Your task is to repeat the entries word for word while leaving out the pictures.

* Start Data extract *

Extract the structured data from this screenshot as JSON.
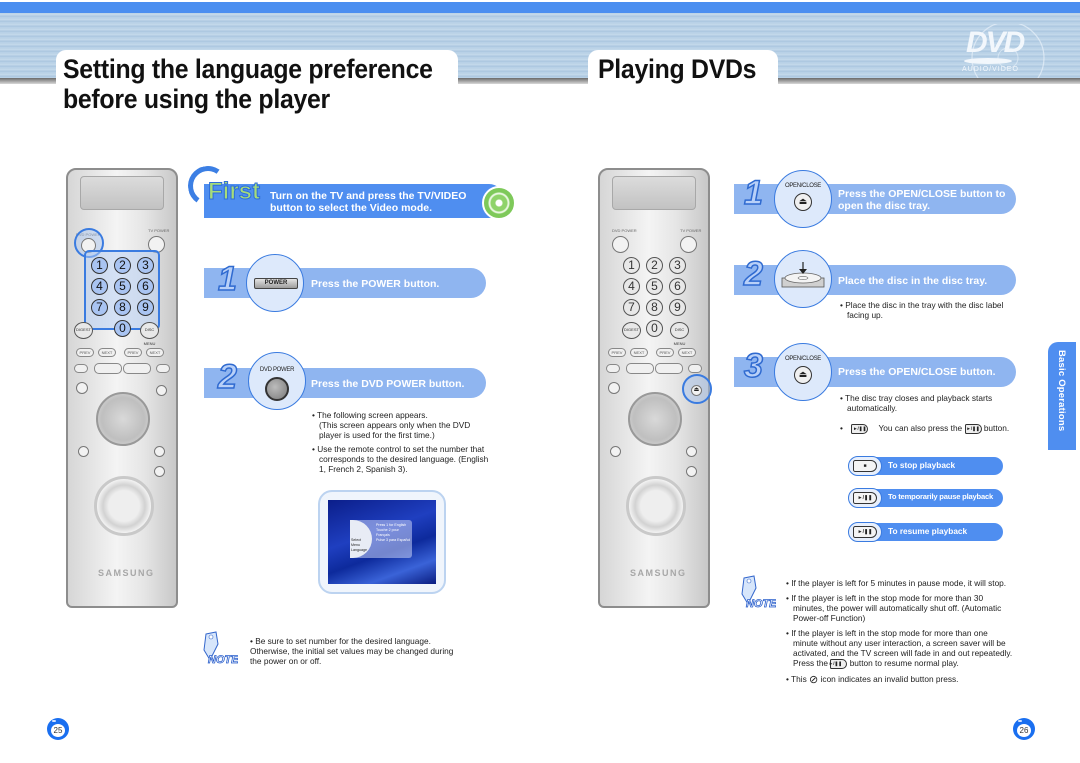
{
  "header": {
    "left_title_line1": "Setting the language preference",
    "left_title_line2": "before using the player",
    "right_title": "Playing DVDs",
    "logo_word": "DVD",
    "logo_sub": "AUDIO/VIDEO"
  },
  "remote": {
    "dvd_power_label": "DVD POWER",
    "tv_power_label": "TV POWER",
    "digits": [
      "1",
      "2",
      "3",
      "4",
      "5",
      "6",
      "7",
      "8",
      "9",
      "0"
    ],
    "disc_menu_label": "DISC MENU",
    "digits_label": "DIGEST",
    "left_pills": [
      "PREV",
      "NEXT",
      "PREV",
      "NEXT"
    ],
    "brand": "SAMSUNG"
  },
  "left_page": {
    "first_label": "First",
    "first_text_line1": "Turn on the TV and press the TV/VIDEO",
    "first_text_line2": "button to select the Video mode.",
    "step1": {
      "num": "1",
      "button_label": "POWER",
      "text": "Press the POWER button."
    },
    "step2": {
      "num": "2",
      "button_caption": "DVD POWER",
      "text": "Press the DVD POWER button.",
      "bullets": [
        "• The following screen appears.",
        "(This screen appears only when the DVD player is used for the first time.)",
        "• Use the remote control to set the number that corresponds to the desired language. (English 1, French 2, Spanish 3)."
      ]
    },
    "tv_screen": {
      "lines": [
        "Press 1 for English",
        "Touche 2 pour Français",
        "Pulse 3 para Español"
      ],
      "left_lines": [
        "Select",
        "Menu",
        "Language"
      ]
    },
    "note": "• Be sure to set number for the desired language. Otherwise, the initial set values may be changed during the power on or off.",
    "page_number": "25"
  },
  "right_page": {
    "step1": {
      "num": "1",
      "button_caption": "OPEN/CLOSE",
      "text_line1": "Press the OPEN/CLOSE button to",
      "text_line2": "open the disc tray."
    },
    "step2": {
      "num": "2",
      "text": "Place the disc in the disc tray.",
      "bullet": "• Place the disc in the tray with the disc label facing up."
    },
    "step3": {
      "num": "3",
      "button_caption": "OPEN/CLOSE",
      "text": "Press the OPEN/CLOSE button.",
      "bullet1": "• The disc tray closes and playback starts automatically.",
      "bullet2_prefix": "•",
      "bullet2_text": "You can also press the",
      "bullet2_suffix": "button."
    },
    "playback": [
      {
        "icon": "stop-icon",
        "glyph": "■",
        "label": "To stop playback"
      },
      {
        "icon": "play-pause-icon",
        "glyph": "►/❚❚",
        "label": "To temporarily pause playback"
      },
      {
        "icon": "play-pause-icon",
        "glyph": "►/❚❚",
        "label": "To resume playback"
      }
    ],
    "notes": [
      "• If the player is left for 5 minutes in pause mode, it will stop.",
      "• If the player is left in the stop mode for more than 30 minutes, the power will automatically shut off. (Automatic Power-off Function)",
      "• If the player is left in the stop mode for more than one minute without any user interaction, a screen saver will be activated, and the TV screen will fade in and out repeatedly. Press the",
      "button to resume normal play.",
      "• This",
      "icon indicates an invalid button press."
    ],
    "side_tab": "Basic Operations",
    "page_number": "26"
  },
  "colors": {
    "accent_blue": "#4f8ef0",
    "light_blue": "#8fb5f0",
    "page_num_blue": "#1a6ff0"
  }
}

* End Data extract *

» **Solved exercise**
Extract the structured data from this screenshot as JSON.
{
  "header": {
    "left_title_line1": "Setting the language preference",
    "left_title_line2": "before using the player",
    "right_title": "Playing DVDs",
    "logo_word": "DVD",
    "logo_sub": "AUDIO/VIDEO"
  },
  "remote": {
    "dvd_power_label": "DVD POWER",
    "tv_power_label": "TV POWER",
    "digits": [
      "1",
      "2",
      "3",
      "4",
      "5",
      "6",
      "7",
      "8",
      "9",
      "0"
    ],
    "disc_menu_label": "DISC MENU",
    "digits_label": "DIGEST",
    "left_pills": [
      "PREV",
      "NEXT",
      "PREV",
      "NEXT"
    ],
    "brand": "SAMSUNG"
  },
  "left_page": {
    "first_label": "First",
    "first_text_line1": "Turn on the TV and press the TV/VIDEO",
    "first_text_line2": "button to select the Video mode.",
    "step1": {
      "num": "1",
      "button_label": "POWER",
      "text": "Press the POWER button."
    },
    "step2": {
      "num": "2",
      "button_caption": "DVD POWER",
      "text": "Press the DVD POWER button.",
      "bullets": [
        "• The following screen appears.",
        "(This screen appears only when the DVD player is used for the first time.)",
        "• Use the remote control to set the number that corresponds to the desired language. (English 1, French 2, Spanish 3)."
      ]
    },
    "tv_screen": {
      "lines": [
        "Press 1 for English",
        "Touche 2 pour Français",
        "Pulse 3 para Español"
      ],
      "left_lines": [
        "Select",
        "Menu",
        "Language"
      ]
    },
    "note": "• Be sure to set number for the desired language. Otherwise, the initial set values may be changed during the power on or off.",
    "page_number": "25"
  },
  "right_page": {
    "step1": {
      "num": "1",
      "button_caption": "OPEN/CLOSE",
      "text_line1": "Press the OPEN/CLOSE button to",
      "text_line2": "open the disc tray."
    },
    "step2": {
      "num": "2",
      "text": "Place the disc in the disc tray.",
      "bullet": "• Place the disc in the tray with the disc label facing up."
    },
    "step3": {
      "num": "3",
      "button_caption": "OPEN/CLOSE",
      "text": "Press the OPEN/CLOSE button.",
      "bullet1": "• The disc tray closes and playback starts automatically.",
      "bullet2_prefix": "•",
      "bullet2_text": "You can also press the",
      "bullet2_suffix": "button."
    },
    "playback": [
      {
        "icon": "stop-icon",
        "glyph": "■",
        "label": "To stop playback"
      },
      {
        "icon": "play-pause-icon",
        "glyph": "►/❚❚",
        "label": "To temporarily pause playback"
      },
      {
        "icon": "play-pause-icon",
        "glyph": "►/❚❚",
        "label": "To resume playback"
      }
    ],
    "notes": [
      "• If the player is left for 5 minutes in pause mode, it will stop.",
      "• If the player is left in the stop mode for more than 30 minutes, the power will automatically shut off. (Automatic Power-off Function)",
      "• If the player is left in the stop mode for more than one minute without any user interaction, a screen saver will be activated, and the TV screen will fade in and out repeatedly. Press the",
      "button to resume normal play.",
      "• This",
      "icon indicates an invalid button press."
    ],
    "side_tab": "Basic Operations",
    "page_number": "26"
  },
  "colors": {
    "accent_blue": "#4f8ef0",
    "light_blue": "#8fb5f0",
    "page_num_blue": "#1a6ff0"
  }
}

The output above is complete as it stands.